Collection entries:
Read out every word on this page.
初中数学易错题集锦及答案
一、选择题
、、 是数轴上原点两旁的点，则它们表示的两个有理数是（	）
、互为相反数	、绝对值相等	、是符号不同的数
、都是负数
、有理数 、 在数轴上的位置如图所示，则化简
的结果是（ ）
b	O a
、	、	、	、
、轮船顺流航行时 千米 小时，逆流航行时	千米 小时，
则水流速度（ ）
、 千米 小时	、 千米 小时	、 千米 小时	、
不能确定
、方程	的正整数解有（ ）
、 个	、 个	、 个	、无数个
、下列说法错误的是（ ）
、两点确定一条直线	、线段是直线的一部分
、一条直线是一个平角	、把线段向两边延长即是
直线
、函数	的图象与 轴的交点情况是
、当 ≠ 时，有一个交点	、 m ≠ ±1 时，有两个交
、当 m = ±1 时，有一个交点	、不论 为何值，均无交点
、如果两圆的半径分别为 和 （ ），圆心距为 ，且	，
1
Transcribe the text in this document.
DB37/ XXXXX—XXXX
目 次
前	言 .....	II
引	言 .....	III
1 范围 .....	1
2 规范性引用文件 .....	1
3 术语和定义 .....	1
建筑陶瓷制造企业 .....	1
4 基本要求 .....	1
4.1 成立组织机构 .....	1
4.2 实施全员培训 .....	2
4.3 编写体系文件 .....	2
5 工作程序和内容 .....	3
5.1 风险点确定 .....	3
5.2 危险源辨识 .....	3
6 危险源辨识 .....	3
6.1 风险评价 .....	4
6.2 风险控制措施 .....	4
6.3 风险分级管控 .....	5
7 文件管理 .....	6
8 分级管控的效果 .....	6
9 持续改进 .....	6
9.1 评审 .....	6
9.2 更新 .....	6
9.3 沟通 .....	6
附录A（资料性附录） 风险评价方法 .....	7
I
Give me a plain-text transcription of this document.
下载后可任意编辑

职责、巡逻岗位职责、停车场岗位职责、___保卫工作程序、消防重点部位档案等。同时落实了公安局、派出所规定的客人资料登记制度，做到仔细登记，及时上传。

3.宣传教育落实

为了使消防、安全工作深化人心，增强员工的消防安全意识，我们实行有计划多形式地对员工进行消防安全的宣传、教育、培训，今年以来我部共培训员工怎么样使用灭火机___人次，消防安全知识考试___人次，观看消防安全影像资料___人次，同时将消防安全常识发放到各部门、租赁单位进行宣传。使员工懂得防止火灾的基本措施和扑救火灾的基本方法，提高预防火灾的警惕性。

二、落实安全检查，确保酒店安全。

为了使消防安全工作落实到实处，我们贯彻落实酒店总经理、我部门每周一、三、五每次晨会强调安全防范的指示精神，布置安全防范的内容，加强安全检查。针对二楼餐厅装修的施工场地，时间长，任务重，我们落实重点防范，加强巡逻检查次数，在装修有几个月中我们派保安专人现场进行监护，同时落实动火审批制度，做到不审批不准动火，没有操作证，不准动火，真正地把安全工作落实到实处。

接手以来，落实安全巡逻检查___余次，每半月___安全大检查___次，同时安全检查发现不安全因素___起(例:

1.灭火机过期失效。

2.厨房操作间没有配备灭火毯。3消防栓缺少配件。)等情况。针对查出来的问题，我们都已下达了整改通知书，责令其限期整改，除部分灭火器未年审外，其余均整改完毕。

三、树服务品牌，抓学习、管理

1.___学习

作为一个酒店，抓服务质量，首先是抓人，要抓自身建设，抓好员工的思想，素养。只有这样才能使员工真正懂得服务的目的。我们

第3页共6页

Given task: Reproduce the whole listing word for word.

Exercise response:
Read out every word on this page.
初中数学易错题集锦及答案
一、选择题
、、 是数轴上原点两旁的点，则它们表示的两个有理数是（	）
、互为相反数	、绝对值相等	、是符号不同的数
、都是负数
、有理数 、 在数轴上的位置如图所示，则化简
的结果是（ ）
b	O a
、	、	、	、
、轮船顺流航行时 千米 小时，逆流航行时	千米 小时，
则水流速度（ ）
、 千米 小时	、 千米 小时	、 千米 小时	、
不能确定
、方程	的正整数解有（ ）
、 个	、 个	、 个	、无数个
、下列说法错误的是（ ）
、两点确定一条直线	、线段是直线的一部分
、一条直线是一个平角	、把线段向两边延长即是
直线
、函数	的图象与 轴的交点情况是
、当 ≠ 时，有一个交点	、 m ≠ ±1 时，有两个交
、当 m = ±1 时，有一个交点	、不论 为何值，均无交点
、如果两圆的半径分别为 和 （ ），圆心距为 ，且	，
1
Transcribe the text in this document.
DB37/ XXXXX—XXXX
目 次
前	言 .....	II
引	言 .....	III
1 范围 .....	1
2 规范性引用文件 .....	1
3 术语和定义 .....	1
建筑陶瓷制造企业 .....	1
4 基本要求 .....	1
4.1 成立组织机构 .....	1
4.2 实施全员培训 .....	2
4.3 编写体系文件 .....	2
5 工作程序和内容 .....	3
5.1 风险点确定 .....	3
5.2 危险源辨识 .....	3
6 危险源辨识 .....	3
6.1 风险评价 .....	4
6.2 风险控制措施 .....	4
6.3 风险分级管控 .....	5
7 文件管理 .....	6
8 分级管控的效果 .....	6
9 持续改进 .....	6
9.1 评审 .....	6
9.2 更新 .....	6
9.3 沟通 .....	6
附录A（资料性附录） 风险评价方法 .....	7
I
Give me a plain-text transcription of this document.
下载后可任意编辑

职责、巡逻岗位职责、停车场岗位职责、___保卫工作程序、消防重点部位档案等。同时落实了公安局、派出所规定的客人资料登记制度，做到仔细登记，及时上传。

3.宣传教育落实

为了使消防、安全工作深化人心，增强员工的消防安全意识，我们实行有计划多形式地对员工进行消防安全的宣传、教育、培训，今年以来我部共培训员工怎么样使用灭火机___人次，消防安全知识考试___人次，观看消防安全影像资料___人次，同时将消防安全常识发放到各部门、租赁单位进行宣传。使员工懂得防止火灾的基本措施和扑救火灾的基本方法，提高预防火灾的警惕性。

二、落实安全检查，确保酒店安全。

为了使消防安全工作落实到实处，我们贯彻落实酒店总经理、我部门每周一、三、五每次晨会强调安全防范的指示精神，布置安全防范的内容，加强安全检查。针对二楼餐厅装修的施工场地，时间长，任务重，我们落实重点防范，加强巡逻检查次数，在装修有几个月中我们派保安专人现场进行监护，同时落实动火审批制度，做到不审批不准动火，没有操作证，不准动火，真正地把安全工作落实到实处。

接手以来，落实安全巡逻检查___余次，每半月___安全大检查___次，同时安全检查发现不安全因素___起(例:

1.灭火机过期失效。

2.厨房操作间没有配备灭火毯。3消防栓缺少配件。)等情况。针对查出来的问题，我们都已下达了整改通知书，责令其限期整改，除部分灭火器未年审外，其余均整改完毕。

三、树服务品牌，抓学习、管理

1.___学习

作为一个酒店，抓服务质量，首先是抓人，要抓自身建设，抓好员工的思想，素养。只有这样才能使员工真正懂得服务的目的。我们

第3页共6页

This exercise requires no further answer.